- _WHAT IS EXPECTED_:
From the entries below, extract every line that includes the word "нарушений".

[Extracted data entries]
»»
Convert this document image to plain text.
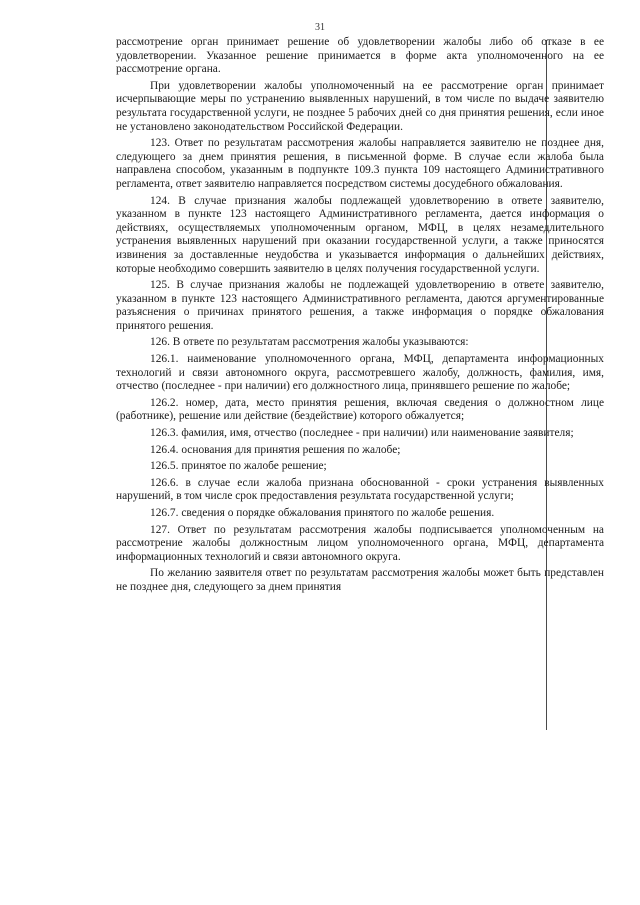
31

рассмотрение орган принимает решение об удовлетворении жалобы либо об отказе в ее удовлетворении. Указанное решение принимается в форме акта уполномоченного на ее рассмотрение органа.

При удовлетворении жалобы уполномоченный на ее рассмотрение орган принимает исчерпывающие меры по устранению выявленных нарушений, в том числе по выдаче заявителю результата государственной услуги, не позднее 5 рабочих дней со дня принятия решения, если иное не установлено законодательством Российской Федерации.

123. Ответ по результатам рассмотрения жалобы направляется заявителю не позднее дня, следующего за днем принятия решения, в письменной форме. В случае если жалоба была направлена способом, указанным в подпункте 109.3 пункта 109 настоящего Административного регламента, ответ заявителю направляется посредством системы досудебного обжалования.

124. В случае признания жалобы подлежащей удовлетворению в ответе заявителю, указанном в пункте 123 настоящего Административного регламента, дается информация о действиях, осуществляемых уполномоченным органом, МФЦ, в целях незамедлительного устранения выявленных нарушений при оказании государственной услуги, а также приносятся извинения за доставленные неудобства и указывается информация о дальнейших действиях, которые необходимо совершить заявителю в целях получения государственной услуги.

125. В случае признания жалобы не подлежащей удовлетворению в ответе заявителю, указанном в пункте 123 настоящего Административного регламента, даются аргументированные разъяснения о причинах принятого решения, а также информация о порядке обжалования принятого решения.

126. В ответе по результатам рассмотрения жалобы указываются:

126.1. наименование уполномоченного органа, МФЦ, департамента информационных технологий и связи автономного округа, рассмотревшего жалобу, должность, фамилия, имя, отчество (последнее - при наличии) его должностного лица, принявшего решение по жалобе;

126.2. номер, дата, место принятия решения, включая сведения о должностном лице (работнике), решение или действие (бездействие) которого обжалуется;

126.3. фамилия, имя, отчество (последнее - при наличии) или наименование заявителя;

126.4. основания для принятия решения по жалобе;

126.5. принятое по жалобе решение;

126.6. в случае если жалоба признана обоснованной - сроки устранения выявленных нарушений, в том числе срок предоставления результата государственной услуги;

126.7. сведения о порядке обжалования принятого по жалобе решения.

127. Ответ по результатам рассмотрения жалобы подписывается уполномоченным на рассмотрение жалобы должностным лицом уполномоченного органа, МФЦ, департамента информационных технологий и связи автономного округа.

По желанию заявителя ответ по результатам рассмотрения жалобы может быть представлен не позднее дня, следующего за днем принятия
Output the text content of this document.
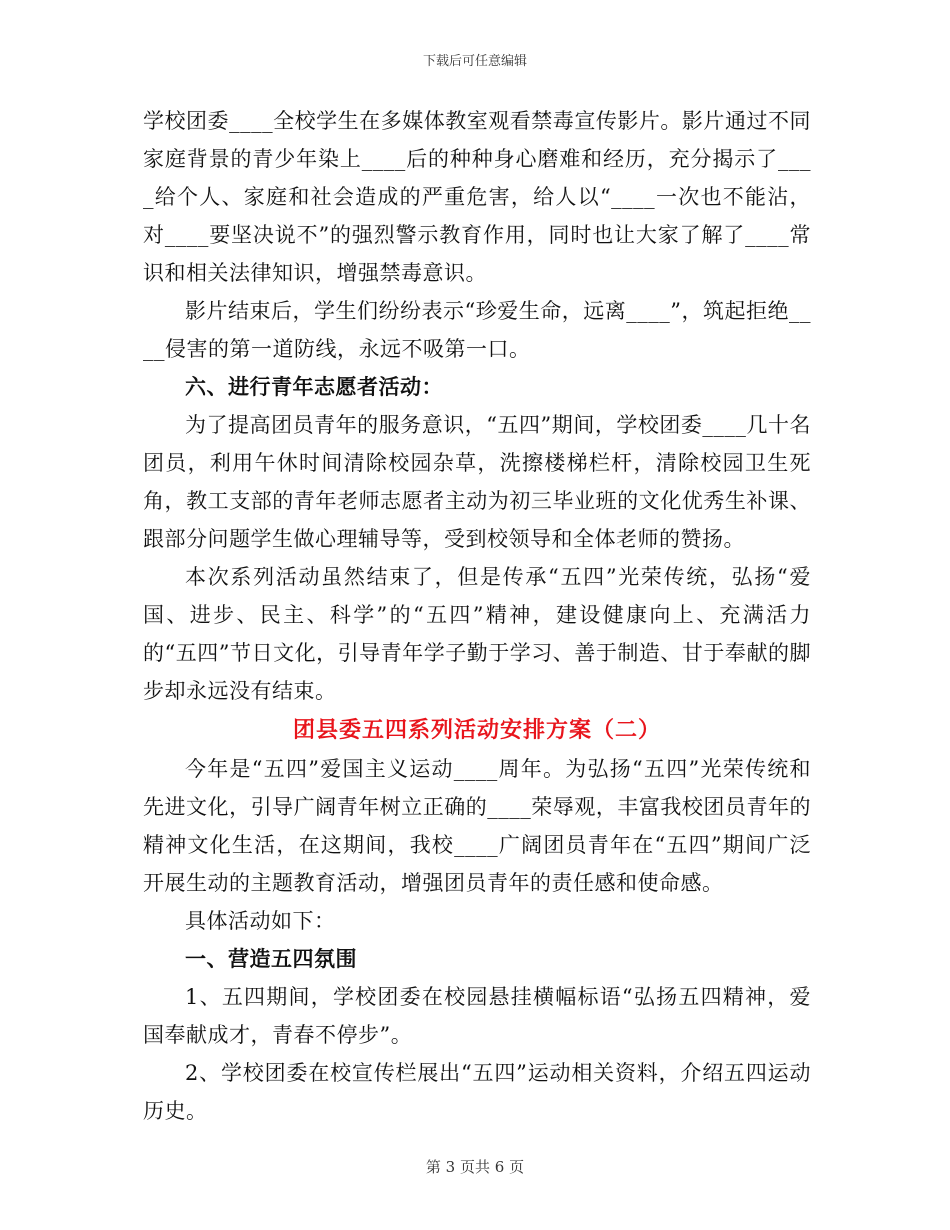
下载后可任意编辑

学校团委____全校学生在多媒体教室观看禁毒宣传影片。影片通过不同家庭背景的青少年染上____后的种种身心磨难和经历，充分揭示了____给个人、家庭和社会造成的严重危害，给人以“____一次也不能沾，对____要坚决说不”的强烈警示教育作用，同时也让大家了解了____常识和相关法律知识，增强禁毒意识。

影片结束后，学生们纷纷表示“珍爱生命，远离____”，筑起拒绝____侵害的第一道防线，永远不吸第一口。

六、进行青年志愿者活动：

为了提高团员青年的服务意识，“五四”期间，学校团委____几十名团员，利用午休时间清除校园杂草，洗擦楼梯栏杆，清除校园卫生死角，教工支部的青年老师志愿者主动为初三毕业班的文化优秀生补课、跟部分问题学生做心理辅导等，受到校领导和全体老师的赞扬。

本次系列活动虽然结束了，但是传承“五四”光荣传统，弘扬“爱国、进步、民主、科学”的“五四”精神，建设健康向上、充满活力的“五四”节日文化，引导青年学子勤于学习、善于制造、甘于奉献的脚步却永远没有结束。

团县委五四系列活动安排方案（二）

今年是“五四”爱国主义运动____周年。为弘扬“五四”光荣传统和先进文化，引导广阔青年树立正确的____荣辱观，丰富我校团员青年的精神文化生活，在这期间，我校____广阔团员青年在“五四”期间广泛开展生动的主题教育活动，增强团员青年的责任感和使命感。

具体活动如下：

一、营造五四氛围

1、五四期间，学校团委在校园悬挂横幅标语“弘扬五四精神，爱国奉献成才，青春不停步”。

2、学校团委在校宣传栏展出“五四”运动相关资料，介绍五四运动历史。

第 3 页共 6 页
««
- _THE OUTPUT_:
При удовлетворении жалобы уполномоченный на ее рассмотрение орган принимает исчерпывающие меры по устранению выявленных нарушений, в том числе по выдаче заявителю результата государственной услуги, не позднее 5 рабочих дней со дня принятия решения, если иное не установлено законодательством Российской Федерации.
124. В случае признания жалобы подлежащей удовлетворению в ответе заявителю, указанном в пункте 123 настоящего Административного регламента, дается информация о действиях, осуществляемых уполномоченным органом, МФЦ, в целях незамедлительного устранения выявленных нарушений при оказании государственной услуги, а также приносятся извинения за доставленные неудобства и указывается информация о дальнейших действиях, которые необходимо совершить заявителю в целях получения государственной услуги.
126.6. в случае если жалоба признана обоснованной - сроки устранения выявленных нарушений, в том числе срок предоставления результата государственной услуги;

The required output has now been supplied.